Dataset entries
══════
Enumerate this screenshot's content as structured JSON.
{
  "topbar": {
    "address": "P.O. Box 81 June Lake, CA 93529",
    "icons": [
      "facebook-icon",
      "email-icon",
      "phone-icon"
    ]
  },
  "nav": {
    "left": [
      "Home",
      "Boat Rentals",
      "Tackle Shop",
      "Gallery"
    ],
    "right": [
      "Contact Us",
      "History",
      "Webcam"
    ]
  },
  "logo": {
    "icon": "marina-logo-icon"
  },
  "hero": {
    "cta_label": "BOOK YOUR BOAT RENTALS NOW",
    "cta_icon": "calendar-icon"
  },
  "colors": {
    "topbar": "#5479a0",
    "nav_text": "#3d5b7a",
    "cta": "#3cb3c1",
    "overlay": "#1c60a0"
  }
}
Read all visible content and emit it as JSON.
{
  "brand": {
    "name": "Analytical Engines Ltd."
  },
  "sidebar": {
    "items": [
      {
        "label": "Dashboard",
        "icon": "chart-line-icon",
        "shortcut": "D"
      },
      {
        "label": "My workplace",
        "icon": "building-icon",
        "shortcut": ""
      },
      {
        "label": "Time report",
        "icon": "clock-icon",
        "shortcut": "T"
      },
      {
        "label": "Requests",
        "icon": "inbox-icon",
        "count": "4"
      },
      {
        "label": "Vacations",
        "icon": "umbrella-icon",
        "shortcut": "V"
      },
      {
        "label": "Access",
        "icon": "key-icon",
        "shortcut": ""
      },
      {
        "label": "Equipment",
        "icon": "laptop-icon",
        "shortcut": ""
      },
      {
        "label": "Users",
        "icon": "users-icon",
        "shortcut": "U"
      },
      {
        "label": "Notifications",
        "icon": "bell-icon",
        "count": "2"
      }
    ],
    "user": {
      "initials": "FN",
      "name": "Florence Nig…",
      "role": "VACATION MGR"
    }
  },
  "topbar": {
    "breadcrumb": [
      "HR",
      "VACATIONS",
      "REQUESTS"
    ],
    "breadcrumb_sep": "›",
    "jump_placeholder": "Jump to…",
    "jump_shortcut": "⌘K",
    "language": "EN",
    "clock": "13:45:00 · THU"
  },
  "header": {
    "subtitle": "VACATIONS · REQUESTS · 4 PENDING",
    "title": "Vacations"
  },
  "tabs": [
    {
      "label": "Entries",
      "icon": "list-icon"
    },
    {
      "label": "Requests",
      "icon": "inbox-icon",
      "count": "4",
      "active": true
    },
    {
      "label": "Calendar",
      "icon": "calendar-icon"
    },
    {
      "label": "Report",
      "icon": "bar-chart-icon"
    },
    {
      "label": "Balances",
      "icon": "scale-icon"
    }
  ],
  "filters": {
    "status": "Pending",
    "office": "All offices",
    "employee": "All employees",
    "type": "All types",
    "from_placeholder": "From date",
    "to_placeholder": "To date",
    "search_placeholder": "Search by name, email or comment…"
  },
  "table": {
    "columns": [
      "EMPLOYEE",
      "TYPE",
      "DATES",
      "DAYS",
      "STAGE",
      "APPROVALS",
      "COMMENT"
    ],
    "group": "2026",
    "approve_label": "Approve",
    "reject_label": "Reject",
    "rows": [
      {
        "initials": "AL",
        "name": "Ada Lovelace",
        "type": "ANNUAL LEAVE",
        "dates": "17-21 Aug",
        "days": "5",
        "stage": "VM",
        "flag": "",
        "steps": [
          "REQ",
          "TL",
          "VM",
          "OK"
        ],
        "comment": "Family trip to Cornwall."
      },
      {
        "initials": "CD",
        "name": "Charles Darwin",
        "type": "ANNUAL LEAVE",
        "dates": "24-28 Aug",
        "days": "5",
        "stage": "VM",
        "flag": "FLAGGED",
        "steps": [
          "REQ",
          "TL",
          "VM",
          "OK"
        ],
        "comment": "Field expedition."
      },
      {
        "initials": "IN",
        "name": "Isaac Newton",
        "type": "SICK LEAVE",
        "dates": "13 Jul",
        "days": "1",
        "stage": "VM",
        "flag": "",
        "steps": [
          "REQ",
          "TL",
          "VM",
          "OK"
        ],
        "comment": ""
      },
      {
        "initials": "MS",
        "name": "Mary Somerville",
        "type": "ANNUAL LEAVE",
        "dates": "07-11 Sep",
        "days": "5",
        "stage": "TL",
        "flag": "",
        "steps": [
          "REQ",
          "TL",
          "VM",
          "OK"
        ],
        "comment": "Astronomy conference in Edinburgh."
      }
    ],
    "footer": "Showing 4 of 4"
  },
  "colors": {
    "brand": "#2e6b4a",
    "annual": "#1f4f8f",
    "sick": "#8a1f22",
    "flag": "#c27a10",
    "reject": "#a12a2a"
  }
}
══════
• Problem description:
Write out every record shown above, word for word.

• The response:
Enumerate this screenshot's content as structured JSON.
{
  "topbar": {
    "address": "P.O. Box 81 June Lake, CA 93529",
    "icons": [
      "facebook-icon",
      "email-icon",
      "phone-icon"
    ]
  },
  "nav": {
    "left": [
      "Home",
      "Boat Rentals",
      "Tackle Shop",
      "Gallery"
    ],
    "right": [
      "Contact Us",
      "History",
      "Webcam"
    ]
  },
  "logo": {
    "icon": "marina-logo-icon"
  },
  "hero": {
    "cta_label": "BOOK YOUR BOAT RENTALS NOW",
    "cta_icon": "calendar-icon"
  },
  "colors": {
    "topbar": "#5479a0",
    "nav_text": "#3d5b7a",
    "cta": "#3cb3c1",
    "overlay": "#1c60a0"
  }
}
Read all visible content and emit it as JSON.
{
  "brand": {
    "name": "Analytical Engines Ltd."
  },
  "sidebar": {
    "items": [
      {
        "label": "Dashboard",
        "icon": "chart-line-icon",
        "shortcut": "D"
      },
      {
        "label": "My workplace",
        "icon": "building-icon",
        "shortcut": ""
      },
      {
        "label": "Time report",
        "icon": "clock-icon",
        "shortcut": "T"
      },
      {
        "label": "Requests",
        "icon": "inbox-icon",
        "count": "4"
      },
      {
        "label": "Vacations",
        "icon": "umbrella-icon",
        "shortcut": "V"
      },
      {
        "label": "Access",
        "icon": "key-icon",
        "shortcut": ""
      },
      {
        "label": "Equipment",
        "icon": "laptop-icon",
        "shortcut": ""
      },
      {
        "label": "Users",
        "icon": "users-icon",
        "shortcut": "U"
      },
      {
        "label": "Notifications",
        "icon": "bell-icon",
        "count": "2"
      }
    ],
    "user": {
      "initials": "FN",
      "name": "Florence Nig…",
      "role": "VACATION MGR"
    }
  },
  "topbar": {
    "breadcrumb": [
      "HR",
      "VACATIONS",
      "REQUESTS"
    ],
    "breadcrumb_sep": "›",
    "jump_placeholder": "Jump to…",
    "jump_shortcut": "⌘K",
    "language": "EN",
    "clock": "13:45:00 · THU"
  },
  "header": {
    "subtitle": "VACATIONS · REQUESTS · 4 PENDING",
    "title": "Vacations"
  },
  "tabs": [
    {
      "label": "Entries",
      "icon": "list-icon"
    },
    {
      "label": "Requests",
      "icon": "inbox-icon",
      "count": "4",
      "active": true
    },
    {
      "label": "Calendar",
      "icon": "calendar-icon"
    },
    {
      "label": "Report",
      "icon": "bar-chart-icon"
    },
    {
      "label": "Balances",
      "icon": "scale-icon"
    }
  ],
  "filters": {
    "status": "Pending",
    "office": "All offices",
    "employee": "All employees",
    "type": "All types",
    "from_placeholder": "From date",
    "to_placeholder": "To date",
    "search_placeholder": "Search by name, email or comment…"
  },
  "table": {
    "columns": [
      "EMPLOYEE",
      "TYPE",
      "DATES",
      "DAYS",
      "STAGE",
      "APPROVALS",
      "COMMENT"
    ],
    "group": "2026",
    "approve_label": "Approve",
    "reject_label": "Reject",
    "rows": [
      {
        "initials": "AL",
        "name": "Ada Lovelace",
        "type": "ANNUAL LEAVE",
        "dates": "17-21 Aug",
        "days": "5",
        "stage": "VM",
        "flag": "",
        "steps": [
          "REQ",
          "TL",
          "VM",
          "OK"
        ],
        "comment": "Family trip to Cornwall."
      },
      {
        "initials": "CD",
        "name": "Charles Darwin",
        "type": "ANNUAL LEAVE",
        "dates": "24-28 Aug",
        "days": "5",
        "stage": "VM",
        "flag": "FLAGGED",
        "steps": [
          "REQ",
          "TL",
          "VM",
          "OK"
        ],
        "comment": "Field expedition."
      },
      {
        "initials": "IN",
        "name": "Isaac Newton",
        "type": "SICK LEAVE",
        "dates": "13 Jul",
        "days": "1",
        "stage": "VM",
        "flag": "",
        "steps": [
          "REQ",
          "TL",
          "VM",
          "OK"
        ],
        "comment": ""
      },
      {
        "initials": "MS",
        "name": "Mary Somerville",
        "type": "ANNUAL LEAVE",
        "dates": "07-11 Sep",
        "days": "5",
        "stage": "TL",
        "flag": "",
        "steps": [
          "REQ",
          "TL",
          "VM",
          "OK"
        ],
        "comment": "Astronomy conference in Edinburgh."
      }
    ],
    "footer": "Showing 4 of 4"
  },
  "colors": {
    "brand": "#2e6b4a",
    "annual": "#1f4f8f",
    "sick": "#8a1f22",
    "flag": "#c27a10",
    "reject": "#a12a2a"
  }
}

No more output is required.